»»

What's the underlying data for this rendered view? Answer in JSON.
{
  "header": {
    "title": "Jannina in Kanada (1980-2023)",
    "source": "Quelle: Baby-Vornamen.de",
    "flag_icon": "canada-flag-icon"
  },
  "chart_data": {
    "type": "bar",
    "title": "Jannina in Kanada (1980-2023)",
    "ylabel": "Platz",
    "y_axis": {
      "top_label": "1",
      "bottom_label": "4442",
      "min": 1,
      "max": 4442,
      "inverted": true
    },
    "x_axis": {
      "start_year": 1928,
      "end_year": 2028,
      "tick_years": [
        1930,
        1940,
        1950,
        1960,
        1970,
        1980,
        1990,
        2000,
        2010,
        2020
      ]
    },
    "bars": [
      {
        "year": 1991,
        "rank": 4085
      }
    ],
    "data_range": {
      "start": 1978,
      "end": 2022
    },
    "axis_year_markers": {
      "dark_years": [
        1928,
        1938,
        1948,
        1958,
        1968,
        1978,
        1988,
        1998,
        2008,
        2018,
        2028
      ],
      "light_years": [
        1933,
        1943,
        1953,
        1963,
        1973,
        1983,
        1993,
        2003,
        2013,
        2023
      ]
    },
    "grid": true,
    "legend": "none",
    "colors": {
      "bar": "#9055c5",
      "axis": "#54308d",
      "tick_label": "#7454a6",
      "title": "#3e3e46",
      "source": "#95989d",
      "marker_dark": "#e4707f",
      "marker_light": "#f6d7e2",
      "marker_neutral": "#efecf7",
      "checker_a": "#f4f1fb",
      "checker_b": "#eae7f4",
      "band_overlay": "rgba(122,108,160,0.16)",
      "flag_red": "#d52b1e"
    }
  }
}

««

Reproduce all the records precisely.

Result:
What's the underlying data for this rendered view? Answer in JSON.
{
  "header": {
    "title": "Jannina in Kanada (1980-2023)",
    "source": "Quelle: Baby-Vornamen.de",
    "flag_icon": "canada-flag-icon"
  },
  "chart_data": {
    "type": "bar",
    "title": "Jannina in Kanada (1980-2023)",
    "ylabel": "Platz",
    "y_axis": {
      "top_label": "1",
      "bottom_label": "4442",
      "min": 1,
      "max": 4442,
      "inverted": true
    },
    "x_axis": {
      "start_year": 1928,
      "end_year": 2028,
      "tick_years": [
        1930,
        1940,
        1950,
        1960,
        1970,
        1980,
        1990,
        2000,
        2010,
        2020
      ]
    },
    "bars": [
      {
        "year": 1991,
        "rank": 4085
      }
    ],
    "data_range": {
      "start": 1978,
      "end": 2022
    },
    "axis_year_markers": {
      "dark_years": [
        1928,
        1938,
        1948,
        1958,
        1968,
        1978,
        1988,
        1998,
        2008,
        2018,
        2028
      ],
      "light_years": [
        1933,
        1943,
        1953,
        1963,
        1973,
        1983,
        1993,
        2003,
        2013,
        2023
      ]
    },
    "grid": true,
    "legend": "none",
    "colors": {
      "bar": "#9055c5",
      "axis": "#54308d",
      "tick_label": "#7454a6",
      "title": "#3e3e46",
      "source": "#95989d",
      "marker_dark": "#e4707f",
      "marker_light": "#f6d7e2",
      "marker_neutral": "#efecf7",
      "checker_a": "#f4f1fb",
      "checker_b": "#eae7f4",
      "band_overlay": "rgba(122,108,160,0.16)",
      "flag_red": "#d52b1e"
    }
  }
}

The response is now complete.